▶ _EXERCISE DIRECTIONS_
Drop the pictures from the entries below, then reproduce the rest exactly.

--- Start of RECORDS FOR THE EXERCISE ---

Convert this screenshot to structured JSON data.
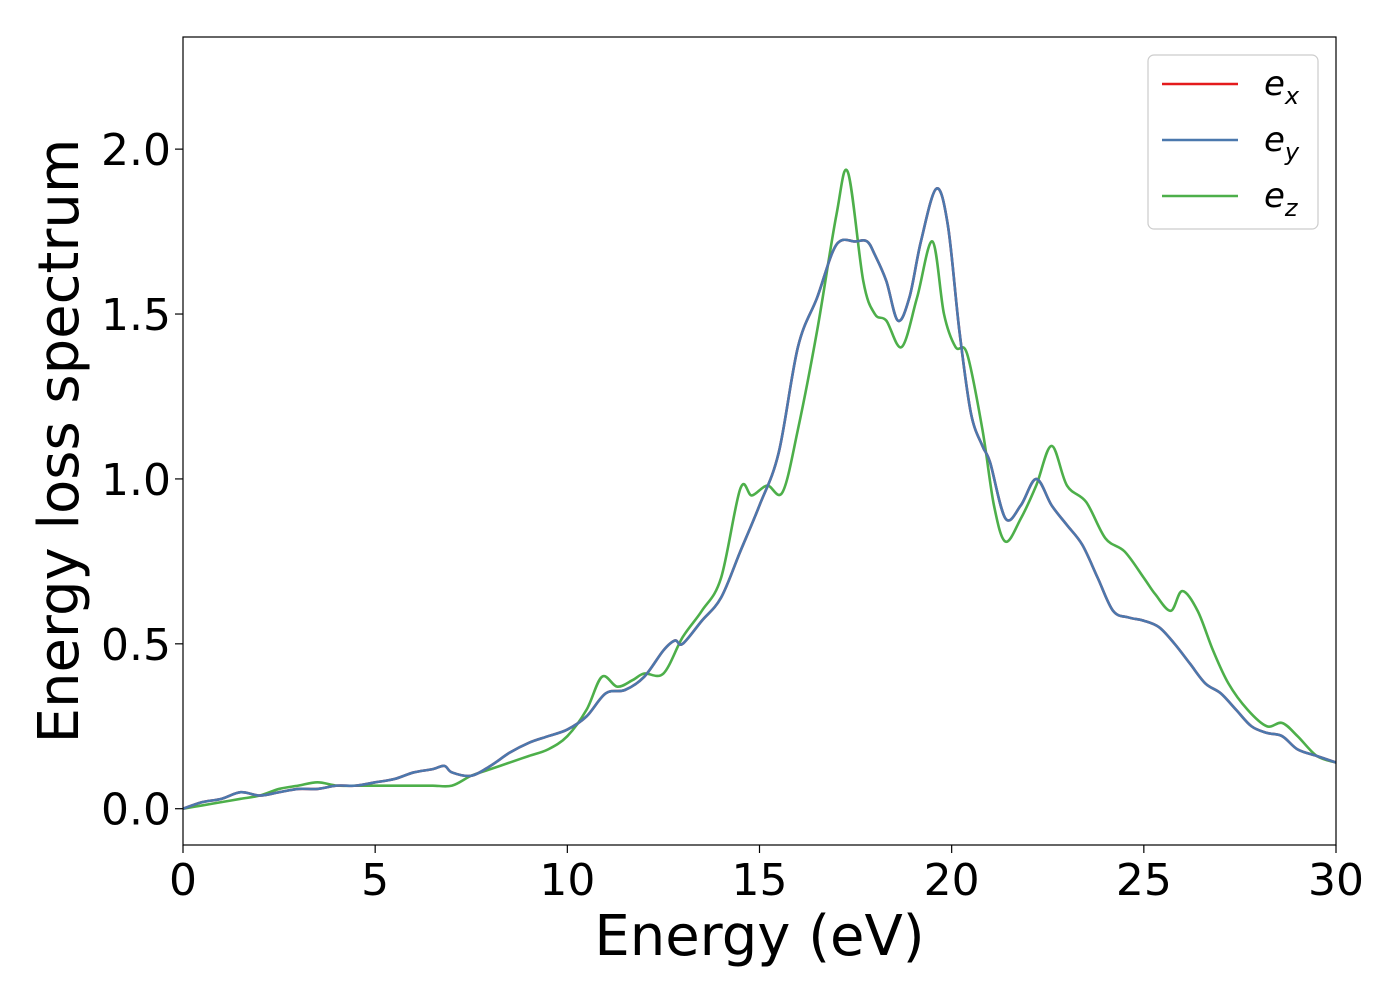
{
  "chart_data": {
    "type": "line",
    "title": "",
    "xlabel": "Energy (eV)",
    "ylabel": "Energy loss spectrum",
    "xlim": [
      0,
      30
    ],
    "ylim": [
      -0.11,
      2.34
    ],
    "xticks": [
      0,
      5,
      10,
      15,
      20,
      25,
      30
    ],
    "xtick_labels": [
      "0",
      "5",
      "10",
      "15",
      "20",
      "25",
      "30"
    ],
    "yticks": [
      0.0,
      0.5,
      1.0,
      1.5,
      2.0
    ],
    "ytick_labels": [
      "0.0",
      "0.5",
      "1.0",
      "1.5",
      "2.0"
    ],
    "grid": false,
    "legend": {
      "placement": "top-right"
    },
    "series": [
      {
        "name": "e_x",
        "legend_base": "e",
        "legend_sub": "x",
        "color": "#e41a1c",
        "x": [
          0,
          0.5,
          1,
          1.5,
          2,
          2.5,
          3,
          3.5,
          4,
          4.5,
          5,
          5.5,
          6,
          6.5,
          6.8,
          7,
          7.5,
          8,
          8.5,
          9,
          9.5,
          10,
          10.5,
          11,
          11.5,
          12,
          12.5,
          12.8,
          13,
          13.5,
          14,
          14.5,
          15,
          15.5,
          16,
          16.5,
          17,
          17.5,
          17.8,
          18,
          18.3,
          18.6,
          18.9,
          19.2,
          19.6,
          19.9,
          20.2,
          20.5,
          20.8,
          21,
          21.4,
          21.8,
          22.2,
          22.6,
          23,
          23.4,
          23.8,
          24.2,
          24.6,
          25,
          25.4,
          25.8,
          26.2,
          26.6,
          27,
          27.4,
          27.8,
          28.2,
          28.6,
          29,
          29.5,
          30
        ],
        "y": [
          0.0,
          0.02,
          0.03,
          0.05,
          0.04,
          0.05,
          0.06,
          0.06,
          0.07,
          0.07,
          0.08,
          0.09,
          0.11,
          0.12,
          0.13,
          0.11,
          0.1,
          0.13,
          0.17,
          0.2,
          0.22,
          0.24,
          0.28,
          0.35,
          0.36,
          0.4,
          0.48,
          0.51,
          0.5,
          0.57,
          0.64,
          0.78,
          0.92,
          1.08,
          1.4,
          1.55,
          1.71,
          1.72,
          1.72,
          1.68,
          1.6,
          1.48,
          1.55,
          1.72,
          1.88,
          1.77,
          1.45,
          1.2,
          1.1,
          1.05,
          0.88,
          0.92,
          1.0,
          0.92,
          0.86,
          0.8,
          0.7,
          0.6,
          0.58,
          0.57,
          0.55,
          0.5,
          0.44,
          0.38,
          0.35,
          0.3,
          0.25,
          0.23,
          0.22,
          0.18,
          0.16,
          0.14
        ]
      },
      {
        "name": "e_y",
        "legend_base": "e",
        "legend_sub": "y",
        "color": "#4b78ad",
        "x": [
          0,
          0.5,
          1,
          1.5,
          2,
          2.5,
          3,
          3.5,
          4,
          4.5,
          5,
          5.5,
          6,
          6.5,
          6.8,
          7,
          7.5,
          8,
          8.5,
          9,
          9.5,
          10,
          10.5,
          11,
          11.5,
          12,
          12.5,
          12.8,
          13,
          13.5,
          14,
          14.5,
          15,
          15.5,
          16,
          16.5,
          17,
          17.5,
          17.8,
          18,
          18.3,
          18.6,
          18.9,
          19.2,
          19.6,
          19.9,
          20.2,
          20.5,
          20.8,
          21,
          21.4,
          21.8,
          22.2,
          22.6,
          23,
          23.4,
          23.8,
          24.2,
          24.6,
          25,
          25.4,
          25.8,
          26.2,
          26.6,
          27,
          27.4,
          27.8,
          28.2,
          28.6,
          29,
          29.5,
          30
        ],
        "y": [
          0.0,
          0.02,
          0.03,
          0.05,
          0.04,
          0.05,
          0.06,
          0.06,
          0.07,
          0.07,
          0.08,
          0.09,
          0.11,
          0.12,
          0.13,
          0.11,
          0.1,
          0.13,
          0.17,
          0.2,
          0.22,
          0.24,
          0.28,
          0.35,
          0.36,
          0.4,
          0.48,
          0.51,
          0.5,
          0.57,
          0.64,
          0.78,
          0.92,
          1.08,
          1.4,
          1.55,
          1.71,
          1.72,
          1.72,
          1.68,
          1.6,
          1.48,
          1.55,
          1.72,
          1.88,
          1.77,
          1.45,
          1.2,
          1.1,
          1.05,
          0.88,
          0.92,
          1.0,
          0.92,
          0.86,
          0.8,
          0.7,
          0.6,
          0.58,
          0.57,
          0.55,
          0.5,
          0.44,
          0.38,
          0.35,
          0.3,
          0.25,
          0.23,
          0.22,
          0.18,
          0.16,
          0.14
        ]
      },
      {
        "name": "e_z",
        "legend_base": "e",
        "legend_sub": "z",
        "color": "#4daf4a",
        "x": [
          0,
          0.5,
          1,
          1.5,
          2,
          2.5,
          3,
          3.5,
          4,
          4.5,
          5,
          5.5,
          6,
          6.5,
          7,
          7.5,
          8,
          8.5,
          9,
          9.5,
          10,
          10.5,
          10.9,
          11.3,
          11.7,
          12,
          12.5,
          13,
          13.5,
          14,
          14.5,
          14.8,
          15.2,
          15.6,
          16,
          16.5,
          17,
          17.3,
          17.7,
          18,
          18.3,
          18.7,
          19.1,
          19.5,
          19.8,
          20.1,
          20.4,
          20.8,
          21.1,
          21.4,
          21.8,
          22.2,
          22.6,
          23,
          23.5,
          24,
          24.5,
          25,
          25.3,
          25.7,
          26,
          26.4,
          26.8,
          27.2,
          27.7,
          28.2,
          28.6,
          29,
          29.5,
          30
        ],
        "y": [
          0.0,
          0.01,
          0.02,
          0.03,
          0.04,
          0.06,
          0.07,
          0.08,
          0.07,
          0.07,
          0.07,
          0.07,
          0.07,
          0.07,
          0.07,
          0.1,
          0.12,
          0.14,
          0.16,
          0.18,
          0.22,
          0.3,
          0.4,
          0.37,
          0.39,
          0.41,
          0.41,
          0.52,
          0.6,
          0.7,
          0.97,
          0.95,
          0.98,
          0.96,
          1.15,
          1.45,
          1.8,
          1.93,
          1.6,
          1.5,
          1.48,
          1.4,
          1.55,
          1.72,
          1.5,
          1.4,
          1.38,
          1.15,
          0.92,
          0.81,
          0.88,
          0.98,
          1.1,
          0.98,
          0.93,
          0.82,
          0.78,
          0.7,
          0.65,
          0.6,
          0.66,
          0.6,
          0.48,
          0.38,
          0.3,
          0.25,
          0.26,
          0.22,
          0.16,
          0.14
        ]
      }
    ]
  }
}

--- End of RECORDS FOR THE EXERCISE ---

▶ _SOLUTION TO THIS PROBLEM_
Convert this screenshot to structured JSON data.
{
  "chart_data": {
    "type": "line",
    "title": "",
    "xlabel": "Energy (eV)",
    "ylabel": "Energy loss spectrum",
    "xlim": [
      0,
      30
    ],
    "ylim": [
      -0.11,
      2.34
    ],
    "xticks": [
      0,
      5,
      10,
      15,
      20,
      25,
      30
    ],
    "xtick_labels": [
      "0",
      "5",
      "10",
      "15",
      "20",
      "25",
      "30"
    ],
    "yticks": [
      0.0,
      0.5,
      1.0,
      1.5,
      2.0
    ],
    "ytick_labels": [
      "0.0",
      "0.5",
      "1.0",
      "1.5",
      "2.0"
    ],
    "grid": false,
    "legend": {
      "placement": "top-right"
    },
    "series": [
      {
        "name": "e_x",
        "legend_base": "e",
        "legend_sub": "x",
        "color": "#e41a1c",
        "x": [
          0,
          0.5,
          1,
          1.5,
          2,
          2.5,
          3,
          3.5,
          4,
          4.5,
          5,
          5.5,
          6,
          6.5,
          6.8,
          7,
          7.5,
          8,
          8.5,
          9,
          9.5,
          10,
          10.5,
          11,
          11.5,
          12,
          12.5,
          12.8,
          13,
          13.5,
          14,
          14.5,
          15,
          15.5,
          16,
          16.5,
          17,
          17.5,
          17.8,
          18,
          18.3,
          18.6,
          18.9,
          19.2,
          19.6,
          19.9,
          20.2,
          20.5,
          20.8,
          21,
          21.4,
          21.8,
          22.2,
          22.6,
          23,
          23.4,
          23.8,
          24.2,
          24.6,
          25,
          25.4,
          25.8,
          26.2,
          26.6,
          27,
          27.4,
          27.8,
          28.2,
          28.6,
          29,
          29.5,
          30
        ],
        "y": [
          0.0,
          0.02,
          0.03,
          0.05,
          0.04,
          0.05,
          0.06,
          0.06,
          0.07,
          0.07,
          0.08,
          0.09,
          0.11,
          0.12,
          0.13,
          0.11,
          0.1,
          0.13,
          0.17,
          0.2,
          0.22,
          0.24,
          0.28,
          0.35,
          0.36,
          0.4,
          0.48,
          0.51,
          0.5,
          0.57,
          0.64,
          0.78,
          0.92,
          1.08,
          1.4,
          1.55,
          1.71,
          1.72,
          1.72,
          1.68,
          1.6,
          1.48,
          1.55,
          1.72,
          1.88,
          1.77,
          1.45,
          1.2,
          1.1,
          1.05,
          0.88,
          0.92,
          1.0,
          0.92,
          0.86,
          0.8,
          0.7,
          0.6,
          0.58,
          0.57,
          0.55,
          0.5,
          0.44,
          0.38,
          0.35,
          0.3,
          0.25,
          0.23,
          0.22,
          0.18,
          0.16,
          0.14
        ]
      },
      {
        "name": "e_y",
        "legend_base": "e",
        "legend_sub": "y",
        "color": "#4b78ad",
        "x": [
          0,
          0.5,
          1,
          1.5,
          2,
          2.5,
          3,
          3.5,
          4,
          4.5,
          5,
          5.5,
          6,
          6.5,
          6.8,
          7,
          7.5,
          8,
          8.5,
          9,
          9.5,
          10,
          10.5,
          11,
          11.5,
          12,
          12.5,
          12.8,
          13,
          13.5,
          14,
          14.5,
          15,
          15.5,
          16,
          16.5,
          17,
          17.5,
          17.8,
          18,
          18.3,
          18.6,
          18.9,
          19.2,
          19.6,
          19.9,
          20.2,
          20.5,
          20.8,
          21,
          21.4,
          21.8,
          22.2,
          22.6,
          23,
          23.4,
          23.8,
          24.2,
          24.6,
          25,
          25.4,
          25.8,
          26.2,
          26.6,
          27,
          27.4,
          27.8,
          28.2,
          28.6,
          29,
          29.5,
          30
        ],
        "y": [
          0.0,
          0.02,
          0.03,
          0.05,
          0.04,
          0.05,
          0.06,
          0.06,
          0.07,
          0.07,
          0.08,
          0.09,
          0.11,
          0.12,
          0.13,
          0.11,
          0.1,
          0.13,
          0.17,
          0.2,
          0.22,
          0.24,
          0.28,
          0.35,
          0.36,
          0.4,
          0.48,
          0.51,
          0.5,
          0.57,
          0.64,
          0.78,
          0.92,
          1.08,
          1.4,
          1.55,
          1.71,
          1.72,
          1.72,
          1.68,
          1.6,
          1.48,
          1.55,
          1.72,
          1.88,
          1.77,
          1.45,
          1.2,
          1.1,
          1.05,
          0.88,
          0.92,
          1.0,
          0.92,
          0.86,
          0.8,
          0.7,
          0.6,
          0.58,
          0.57,
          0.55,
          0.5,
          0.44,
          0.38,
          0.35,
          0.3,
          0.25,
          0.23,
          0.22,
          0.18,
          0.16,
          0.14
        ]
      },
      {
        "name": "e_z",
        "legend_base": "e",
        "legend_sub": "z",
        "color": "#4daf4a",
        "x": [
          0,
          0.5,
          1,
          1.5,
          2,
          2.5,
          3,
          3.5,
          4,
          4.5,
          5,
          5.5,
          6,
          6.5,
          7,
          7.5,
          8,
          8.5,
          9,
          9.5,
          10,
          10.5,
          10.9,
          11.3,
          11.7,
          12,
          12.5,
          13,
          13.5,
          14,
          14.5,
          14.8,
          15.2,
          15.6,
          16,
          16.5,
          17,
          17.3,
          17.7,
          18,
          18.3,
          18.7,
          19.1,
          19.5,
          19.8,
          20.1,
          20.4,
          20.8,
          21.1,
          21.4,
          21.8,
          22.2,
          22.6,
          23,
          23.5,
          24,
          24.5,
          25,
          25.3,
          25.7,
          26,
          26.4,
          26.8,
          27.2,
          27.7,
          28.2,
          28.6,
          29,
          29.5,
          30
        ],
        "y": [
          0.0,
          0.01,
          0.02,
          0.03,
          0.04,
          0.06,
          0.07,
          0.08,
          0.07,
          0.07,
          0.07,
          0.07,
          0.07,
          0.07,
          0.07,
          0.1,
          0.12,
          0.14,
          0.16,
          0.18,
          0.22,
          0.3,
          0.4,
          0.37,
          0.39,
          0.41,
          0.41,
          0.52,
          0.6,
          0.7,
          0.97,
          0.95,
          0.98,
          0.96,
          1.15,
          1.45,
          1.8,
          1.93,
          1.6,
          1.5,
          1.48,
          1.4,
          1.55,
          1.72,
          1.5,
          1.4,
          1.38,
          1.15,
          0.92,
          0.81,
          0.88,
          0.98,
          1.1,
          0.98,
          0.93,
          0.82,
          0.78,
          0.7,
          0.65,
          0.6,
          0.66,
          0.6,
          0.48,
          0.38,
          0.3,
          0.25,
          0.26,
          0.22,
          0.16,
          0.14
        ]
      }
    ]
  }
}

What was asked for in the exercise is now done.